##### MATERIAL FOR THE TASK #####

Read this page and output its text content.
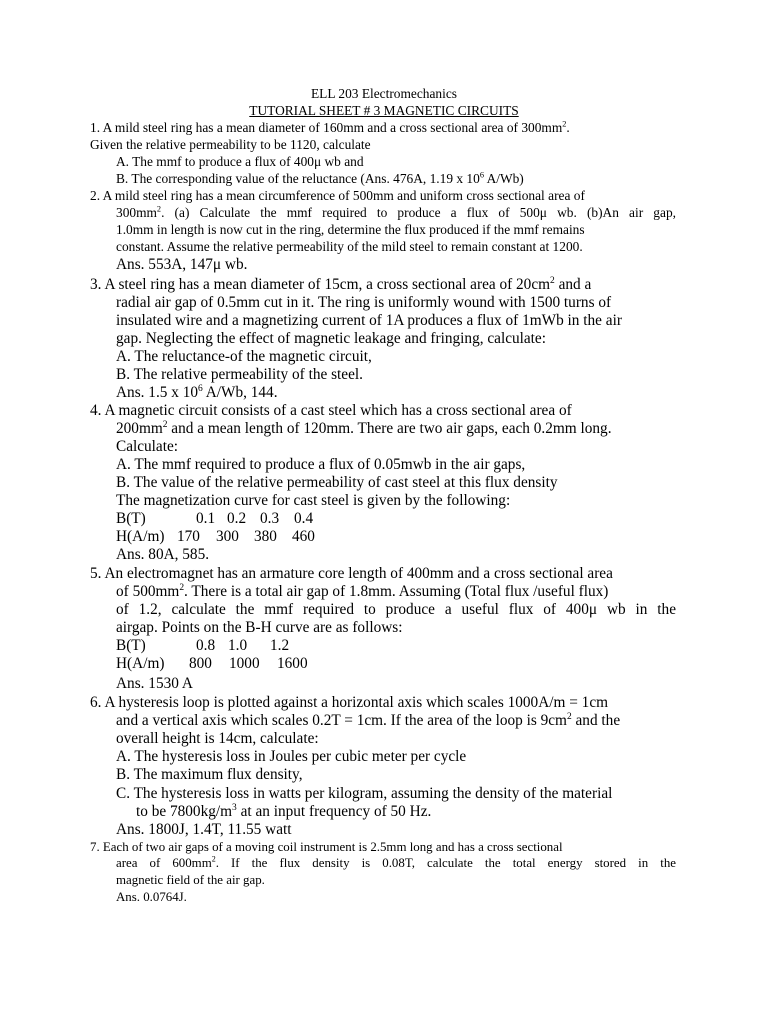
ELL 203 Electromechanics
TUTORIAL SHEET # 3 MAGNETIC CIRCUITS
1. A mild steel ring has a mean diameter of 160mm and a cross sectional area of $300mm^2$.
Given the relative permeability to be 1120, calculate
A. The mmf to produce a flux of 400μ wb and
B. The corresponding value of the reluctance (Ans. 476A, 1.19 x $10^6$ A/Wb)
2. A mild steel ring has a mean circumference of 500mm and uniform cross sectional area of
$300mm^2$. (a) Calculate the mmf required to produce a flux of 500μ wb. (b)An air gap,
1.0mm in length is now cut in the ring, determine the flux produced if the mmf remains
constant. Assume the relative permeability of the mild steel to remain constant at 1200.
Ans. 553A, 147μ wb.
3. A steel ring has a mean diameter of 15cm, a cross sectional area of $20cm^2$ and a
radial air gap of 0.5mm cut in it. The ring is uniformly wound with 1500 turns of
insulated wire and a magnetizing current of 1A produces a flux of 1mWb in the air
gap. Neglecting the effect of magnetic leakage and fringing, calculate:
A. The reluctance-of the magnetic circuit,
B. The relative permeability of the steel.
Ans. 1.5 x $10^6$ A/Wb, 144.
4. A magnetic circuit consists of a cast steel which has a cross sectional area of
$200mm^2$ and a mean length of 120mm. There are two air gaps, each 0.2mm long.
Calculate:
A. The mmf required to produce a flux of 0.05mwb in the air gaps,
B. The value of the relative permeability of cast steel at this flux density
The magnetization curve for cast steel is given by the following:
B(T)	0.1 0.2 0.3 0.4
H(A/m) 170 300 380 460
Ans. 80A, 585.
5. An electromagnet has an armature core length of 400mm and a cross sectional area
of $500mm^2$. There is a total air gap of 1.8mm. Assuming (Total flux /useful flux)
of 1.2, calculate the mmf required to produce a useful flux of 400μ wb in the
airgap. Points on the B-H curve are as follows:
B(T)	0.8 1.0 1.2
H(A/m) 800 1000 1600
Ans. 1530 A
6. A hysteresis loop is plotted against a horizontal axis which scales 1000A/m = 1cm
and a vertical axis which scales 0.2T = 1cm. If the area of the loop is $9cm^2$ and the
overall height is 14cm, calculate:
A. The hysteresis loss in Joules per cubic meter per cycle
B. The maximum flux density,
C. The hysteresis loss in watts per kilogram, assuming the density of the material
to be $7800kg/m^3$ at an input frequency of 50 Hz.
Ans. 1800J, 1.4T, 11.55 watt
7. Each of two air gaps of a moving coil instrument is 2.5mm long and has a cross sectional
area of $600mm^2$. If the flux density is 0.08T, calculate the total energy stored in the
magnetic field of the air gap.
Ans. 0.0764J.
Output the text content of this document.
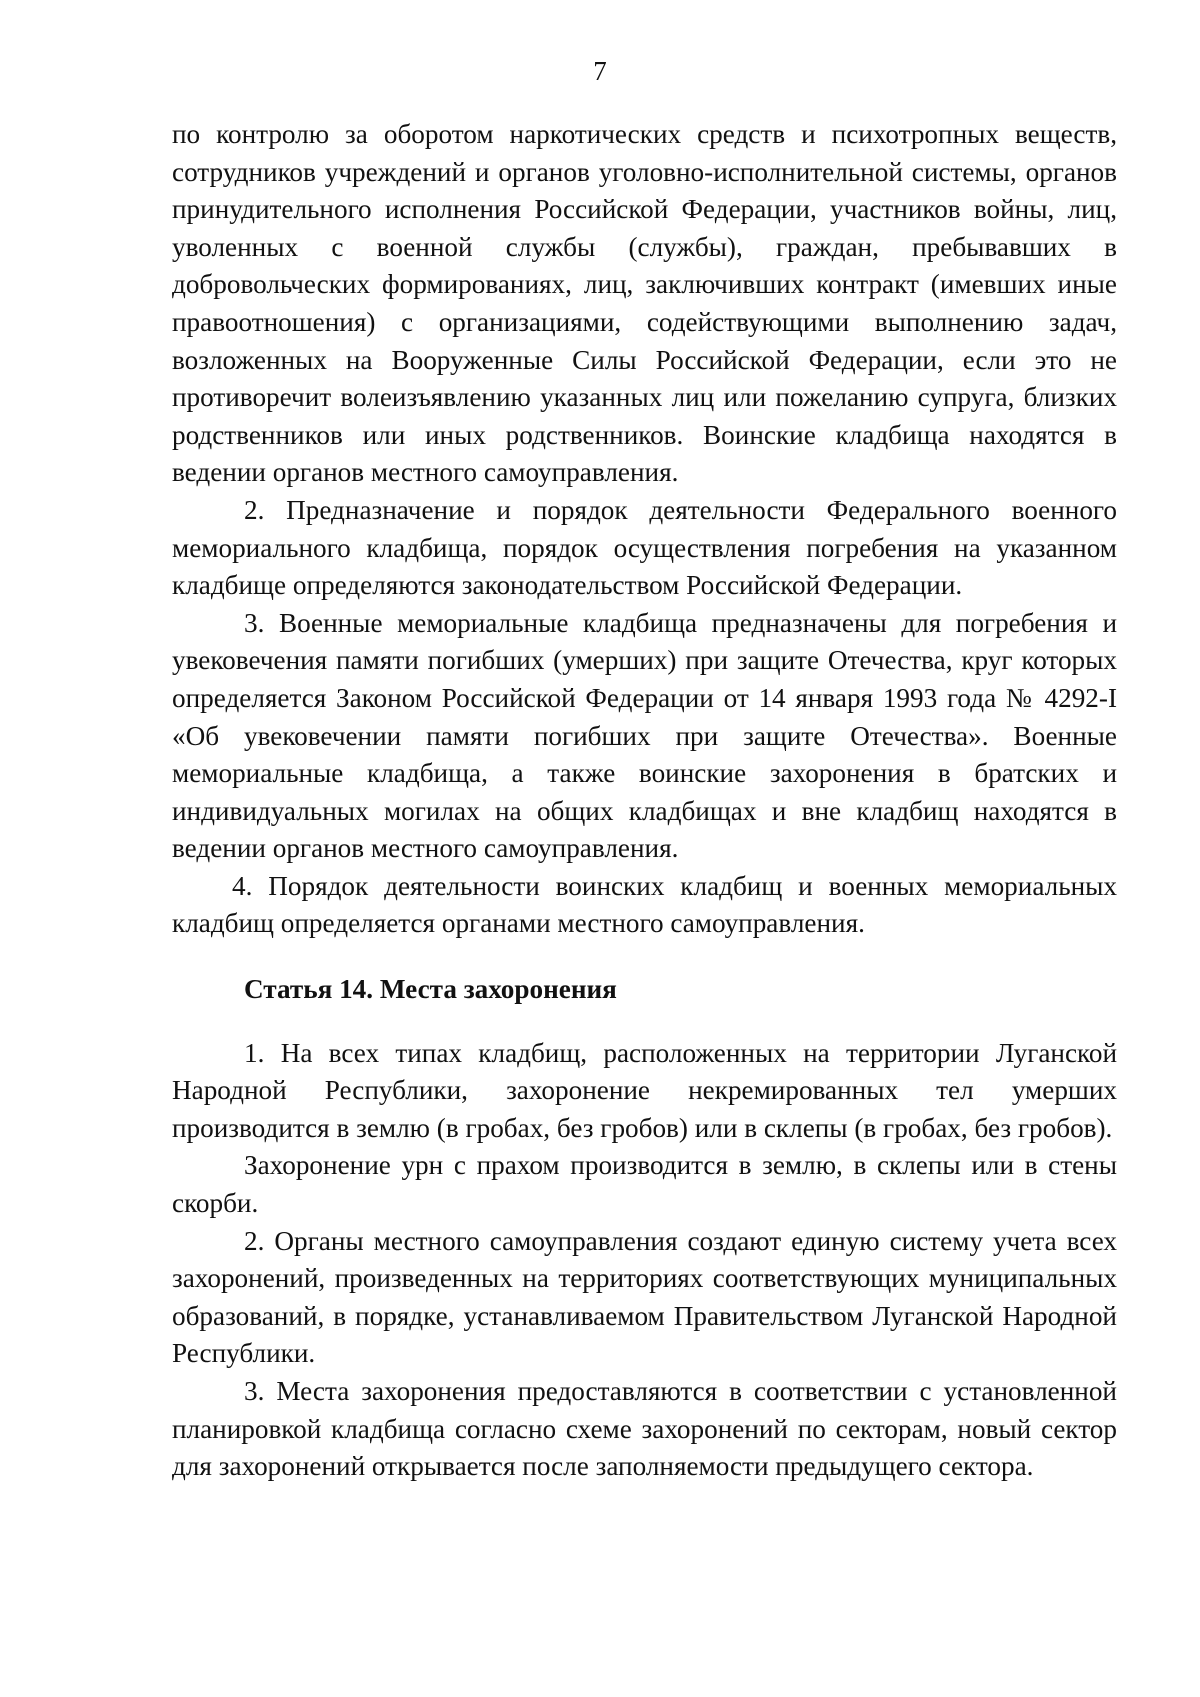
7

по контролю за оборотом наркотических средств и психотропных веществ, сотрудников учреждений и органов уголовно-исполнительной системы, органов принудительного исполнения Российской Федерации, участников войны, лиц, уволенных с военной службы (службы), граждан, пребывавших в добровольческих формированиях, лиц, заключивших контракт (имевших иные правоотношения) с организациями, содействующими выполнению задач, возложенных на Вооруженные Силы Российской Федерации, если это не противоречит волеизъявлению указанных лиц или пожеланию супруга, близких родственников или иных родственников. Воинские кладбища находятся в ведении органов местного самоуправления.

2. Предназначение и порядок деятельности Федерального военного мемориального кладбища, порядок осуществления погребения на указанном кладбище определяются законодательством Российской Федерации.

3. Военные мемориальные кладбища предназначены для погребения и увековечения памяти погибших (умерших) при защите Отечества, круг которых определяется Законом Российской Федерации от 14 января 1993 года № 4292-I «Об увековечении памяти погибших при защите Отечества». Военные мемориальные кладбища, а также воинские захоронения в братских и индивидуальных могилах на общих кладбищах и вне кладбищ находятся в ведении органов местного самоуправления.

4. Порядок деятельности воинских кладбищ и военных мемориальных кладбищ определяется органами местного самоуправления.

Статья 14. Места захоронения

1. На всех типах кладбищ, расположенных на территории Луганской Народной Республики, захоронение некремированных тел умерших производится в землю (в гробах, без гробов) или в склепы (в гробах, без гробов).

Захоронение урн с прахом производится в землю, в склепы или в стены скорби.

2. Органы местного самоуправления создают единую систему учета всех захоронений, произведенных на территориях соответствующих муниципальных образований, в порядке, устанавливаемом Правительством Луганской Народной Республики.

3. Места захоронения предоставляются в соответствии с установленной планировкой кладбища согласно схеме захоронений по секторам, новый сектор для захоронений открывается после заполняемости предыдущего сектора.
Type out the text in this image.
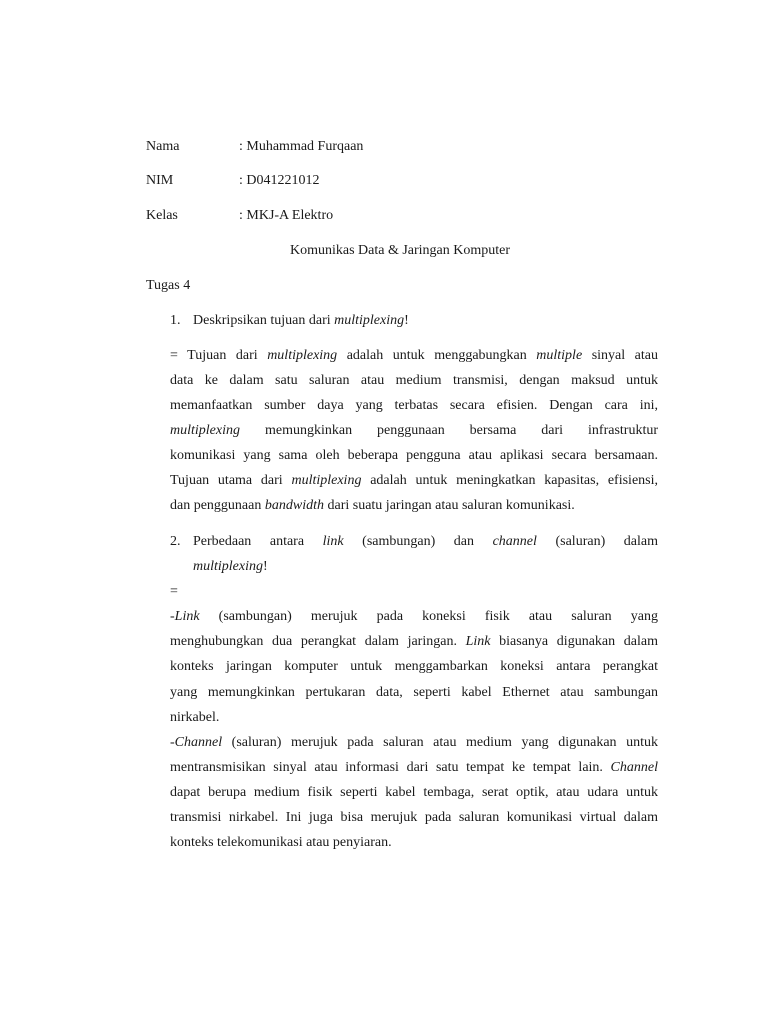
Nama	: Muhammad Furqaan
NIM	: D041221012
Kelas	: MKJ-A Elektro
Komunikas Data & Jaringan Komputer
Tugas 4
1. Deskripsikan tujuan dari multiplexing!
= Tujuan dari multiplexing adalah untuk menggabungkan multiple sinyal atau
data ke dalam satu saluran atau medium transmisi, dengan maksud untuk
memanfaatkan sumber daya yang terbatas secara efisien. Dengan cara ini,
multiplexing memungkinkan penggunaan bersama dari infrastruktur
komunikasi yang sama oleh beberapa pengguna atau aplikasi secara bersamaan.
Tujuan utama dari multiplexing adalah untuk meningkatkan kapasitas, efisiensi,
dan penggunaan bandwidth dari suatu jaringan atau saluran komunikasi.
2. Perbedaan antara link (sambungan) dan channel (saluran) dalam
multiplexing!
=
-Link (sambungan) merujuk pada koneksi fisik atau saluran yang
menghubungkan dua perangkat dalam jaringan. Link biasanya digunakan dalam
konteks jaringan komputer untuk menggambarkan koneksi antara perangkat
yang memungkinkan pertukaran data, seperti kabel Ethernet atau sambungan
nirkabel.
-Channel (saluran) merujuk pada saluran atau medium yang digunakan untuk
mentransmisikan sinyal atau informasi dari satu tempat ke tempat lain. Channel
dapat berupa medium fisik seperti kabel tembaga, serat optik, atau udara untuk
transmisi nirkabel. Ini juga bisa merujuk pada saluran komunikasi virtual dalam
konteks telekomunikasi atau penyiaran.
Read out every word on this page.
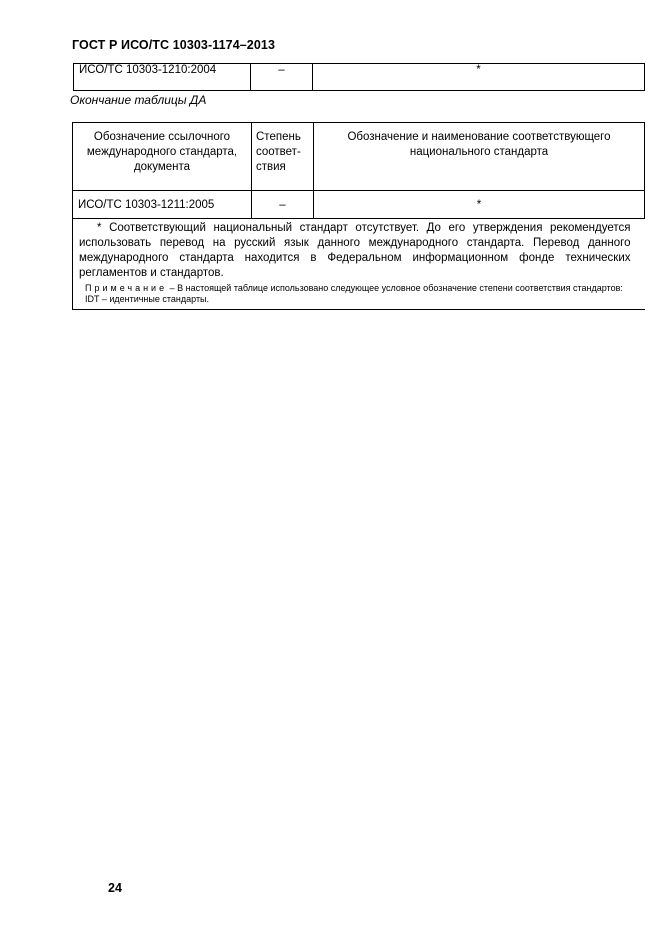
ГОСТ Р ИСО/ТС 10303-1174–2013
ИСО/ТС 10303-1210:2004	–	*
Окончание таблицы ДА
Обозначение ссылочного международного стандарта, документа	Степень соответ-ствия	Обозначение и наименование соответствующего национального стандарта
ИСО/ТС 10303-1211:2005	–	*

* Соответствующий национальный стандарт отсутствует. До его утверждения рекомендуется использовать перевод на русский язык данного международного стандарта. Перевод данного международного стандарта находится в Федеральном информационном фонде технических регламентов и стандартов.
Примечание – В настоящей таблице использовано следующее условное обозначение степени соответствия стандартов:
IDT – идентичные стандарты.		
24
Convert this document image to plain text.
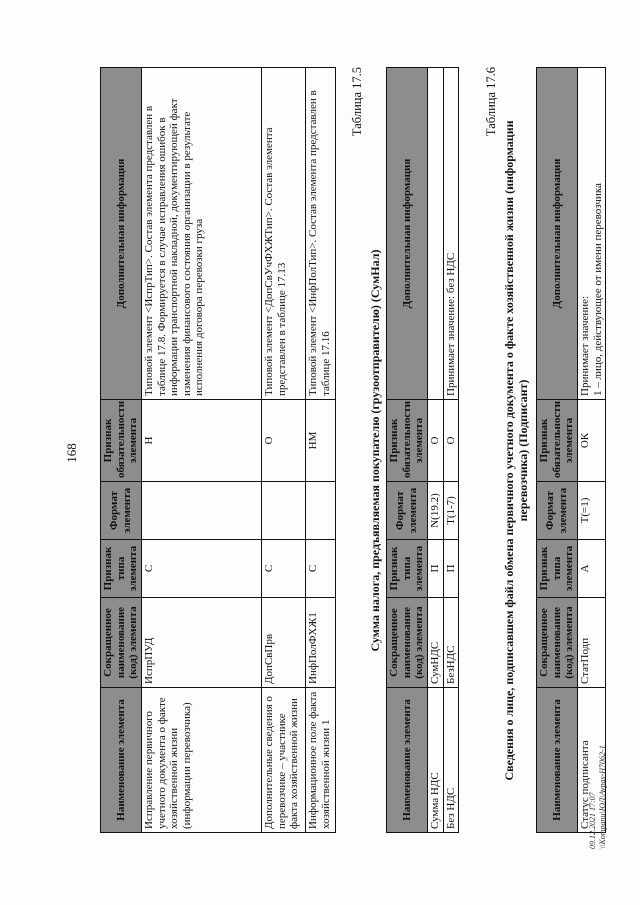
168
Наименование элемента	Сокращенное наименование (код) элемента	Признак типа элемента	Формат элемента	Признак обязательности элемента	Дополнительная информация
Исправление первичного учетного документа о факте хозяйственной жизни (информации перевозчика)	ИспрПУД	С		Н	Типовой элемент <ИспрТип>. Состав элемента представлен в таблице 17.8. Формируется в случае исправления ошибок в информации транспортной накладной, документирующей факт изменения финансового состояния организации в результате исполнения договора перевозки груза
Дополнительные сведения о перевозчике – участнике факта хозяйственной жизни	ДопСвПрв	С		О	Типовой элемент <ДопСвУчФХЖТип>. Состав элемента представлен в таблице 17.13
Информационное поле факта хозяйственной жизни 1	ИнфПолФХЖ1	С		НМ	Типовой элемент <ИнфПолТип>. Состав элемента представлен в таблице 17.16
Таблица 17.5
Сумма налога, предъявляемая покупателю (грузоотправителю) (СумНал)
Наименование элемента	Сокращенное наименование (код) элемента	Признак типа элемента	Формат элемента	Признак обязательности элемента	Дополнительная информация
Сумма НДС	СумНДС	П	N(19.2)	О	
Без НДС	БезНДС	П	T(1-7)	О	Принимает значение: без НДС
Таблица 17.6
Сведения о лице, подписавшем файл обмена первичного учетного документа о факте хозяйственной жизни (информации перевозчика) (Подписант)
Наименование элемента	Сокращенное наименование (код) элемента	Признак типа элемента	Формат элемента	Признак обязательности элемента	Дополнительная информация
Статус подписанта	СтатПодп	А	T(=1)	ОК	Принимает значение:
1 – лицо, действующее от имени перевозчика
09.12.2021 17:07 \\Kompanu\ЮЛ\Avpas-Н7062-1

#####

[WHAT YOU SHOULD DO] Find every line that includes the string "ведении". Report how many there are and nothing else.

[COMPLETE OUTPUT] 2